Document section →
Dasyloricaria is a genus of armored catfishes native to Central and South America. The distribution of these species includes the northwestern South America on the Pacific slope of Colombia and Panama. Its distribution is restricted to the Pacific slope of the Andes, which is a unique pattern of distribution within the subfamily.

Species
There are currently 3 recognized species in this genus:
 Dasyloricaria filamentosa (Steindachner, 1878) 
 Dasyloricaria latiura (C. H. Eigenmann & Vance, 1912)

What you will do →
a: Reproduce the Dasyloricaria text word for word, starting at the words "Dasyloricaria is a" and stopping after "filamentosa (Steindachner, 1878)".
b: Write the next part of the Dasyloricaria text, going on from its last line.

Provided data →
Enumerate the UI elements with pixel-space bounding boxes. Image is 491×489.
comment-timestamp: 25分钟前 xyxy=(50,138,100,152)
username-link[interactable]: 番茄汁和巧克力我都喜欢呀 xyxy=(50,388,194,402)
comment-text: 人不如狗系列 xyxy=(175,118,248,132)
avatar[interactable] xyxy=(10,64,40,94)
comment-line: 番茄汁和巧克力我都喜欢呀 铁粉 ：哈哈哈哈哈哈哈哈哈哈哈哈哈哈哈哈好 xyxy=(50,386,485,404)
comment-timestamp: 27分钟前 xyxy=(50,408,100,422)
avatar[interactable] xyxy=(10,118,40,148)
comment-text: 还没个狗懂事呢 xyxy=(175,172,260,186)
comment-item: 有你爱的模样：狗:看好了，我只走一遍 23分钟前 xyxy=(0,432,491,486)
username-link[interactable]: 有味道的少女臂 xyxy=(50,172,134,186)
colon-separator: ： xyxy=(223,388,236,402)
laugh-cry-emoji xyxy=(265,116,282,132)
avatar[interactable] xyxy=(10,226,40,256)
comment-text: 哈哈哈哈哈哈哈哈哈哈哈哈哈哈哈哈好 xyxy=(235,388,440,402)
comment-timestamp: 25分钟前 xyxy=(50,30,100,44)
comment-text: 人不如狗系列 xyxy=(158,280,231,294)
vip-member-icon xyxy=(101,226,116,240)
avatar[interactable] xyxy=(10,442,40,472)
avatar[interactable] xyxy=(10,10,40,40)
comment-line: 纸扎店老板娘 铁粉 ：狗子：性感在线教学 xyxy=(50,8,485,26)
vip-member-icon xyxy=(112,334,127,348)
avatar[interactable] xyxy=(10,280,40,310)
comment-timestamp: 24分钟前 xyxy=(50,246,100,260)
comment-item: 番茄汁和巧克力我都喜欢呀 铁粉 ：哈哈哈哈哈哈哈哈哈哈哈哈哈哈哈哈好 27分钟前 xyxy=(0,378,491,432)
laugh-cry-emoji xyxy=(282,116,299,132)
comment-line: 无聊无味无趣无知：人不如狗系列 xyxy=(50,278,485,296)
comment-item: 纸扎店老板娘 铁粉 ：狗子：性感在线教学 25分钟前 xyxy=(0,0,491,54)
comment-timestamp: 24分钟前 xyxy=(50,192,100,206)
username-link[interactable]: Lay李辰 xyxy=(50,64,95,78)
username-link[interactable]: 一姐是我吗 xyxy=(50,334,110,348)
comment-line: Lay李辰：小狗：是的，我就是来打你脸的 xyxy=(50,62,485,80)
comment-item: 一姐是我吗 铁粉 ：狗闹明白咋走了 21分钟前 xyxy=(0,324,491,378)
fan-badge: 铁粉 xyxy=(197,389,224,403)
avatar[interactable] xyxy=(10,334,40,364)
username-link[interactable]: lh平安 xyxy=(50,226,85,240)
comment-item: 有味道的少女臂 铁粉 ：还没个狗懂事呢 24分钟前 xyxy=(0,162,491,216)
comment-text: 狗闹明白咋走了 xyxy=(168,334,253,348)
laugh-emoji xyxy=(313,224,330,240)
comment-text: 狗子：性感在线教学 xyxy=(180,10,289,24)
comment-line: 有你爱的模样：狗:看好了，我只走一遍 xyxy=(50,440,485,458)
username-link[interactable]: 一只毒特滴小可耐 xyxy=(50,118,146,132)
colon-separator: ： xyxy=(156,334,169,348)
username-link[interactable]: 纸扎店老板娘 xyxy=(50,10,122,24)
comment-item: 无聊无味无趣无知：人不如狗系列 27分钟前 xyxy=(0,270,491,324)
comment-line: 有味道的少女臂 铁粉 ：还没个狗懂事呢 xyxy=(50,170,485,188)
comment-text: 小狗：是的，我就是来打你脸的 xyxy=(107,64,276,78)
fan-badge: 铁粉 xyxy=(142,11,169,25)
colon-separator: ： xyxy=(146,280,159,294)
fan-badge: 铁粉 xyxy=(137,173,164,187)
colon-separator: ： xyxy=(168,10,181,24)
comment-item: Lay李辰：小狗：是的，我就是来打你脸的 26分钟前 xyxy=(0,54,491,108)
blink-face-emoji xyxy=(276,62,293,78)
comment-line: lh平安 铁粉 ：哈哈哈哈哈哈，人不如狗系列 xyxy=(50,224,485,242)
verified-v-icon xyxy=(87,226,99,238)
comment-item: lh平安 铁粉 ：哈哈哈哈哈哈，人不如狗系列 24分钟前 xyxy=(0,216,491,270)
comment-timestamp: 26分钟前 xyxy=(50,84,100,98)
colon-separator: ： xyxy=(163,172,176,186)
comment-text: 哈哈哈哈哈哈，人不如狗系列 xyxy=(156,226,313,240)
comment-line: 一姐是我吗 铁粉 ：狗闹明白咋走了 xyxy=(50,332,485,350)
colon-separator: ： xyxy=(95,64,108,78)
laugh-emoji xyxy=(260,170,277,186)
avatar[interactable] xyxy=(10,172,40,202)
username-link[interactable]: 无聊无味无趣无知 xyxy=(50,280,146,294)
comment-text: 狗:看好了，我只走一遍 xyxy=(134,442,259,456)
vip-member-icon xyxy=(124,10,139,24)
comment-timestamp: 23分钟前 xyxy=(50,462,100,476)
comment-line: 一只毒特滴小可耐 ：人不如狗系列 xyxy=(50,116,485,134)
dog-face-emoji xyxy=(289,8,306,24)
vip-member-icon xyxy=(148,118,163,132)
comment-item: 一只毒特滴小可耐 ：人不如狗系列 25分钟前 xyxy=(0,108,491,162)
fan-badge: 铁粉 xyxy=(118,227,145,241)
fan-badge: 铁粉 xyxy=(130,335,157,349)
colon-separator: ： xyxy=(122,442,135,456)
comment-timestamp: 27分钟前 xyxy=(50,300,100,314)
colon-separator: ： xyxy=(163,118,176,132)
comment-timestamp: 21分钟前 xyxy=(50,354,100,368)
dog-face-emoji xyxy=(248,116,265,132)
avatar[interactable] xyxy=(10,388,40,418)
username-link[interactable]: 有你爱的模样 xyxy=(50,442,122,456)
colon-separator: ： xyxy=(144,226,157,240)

Outputs for the tasks →
a:
Dasyloricaria is a genus of armored catfishes native to Central and South America. The distribution of these species includes the northwestern South America on the Pacific slope of Colombia and Panama. Its distribution is restricted to the Pacific slope of the Andes, which is a unique pattern of distribution within the subfamily.

Species
There are currently 3 recognized species in this genus:
 Dasyloricaria filamentosa (Steindachner, 1878)

b:
 Dasyloricaria paucisquama Londoño-Burbano & R. E. dos Reis, 2016

Description
Sexual dimorphism is similar to that of the Rineloricaria group, including hypertrophied odontodes forming brushes on the lateral surfaces of the head in mature males and papillose lips. However, it is also morphologically similar to members of the Loricariichthys group. It shares deep postorbital notches, an abdominal cover strongly structured, and a similar mouth shape; hypertrophied development of the lower lip has also been reported, a characteristic of representatives of the Loricariichthys group, suggesting that Dasyloricaria is also a lip brooder. Finally, with some representatives of the Loricaria group, it shares a triangular head, strong predorsal keels, and the upper caudal fin ray produced into a long whip. Dasyloricaria could represent a link between all other morphological groups.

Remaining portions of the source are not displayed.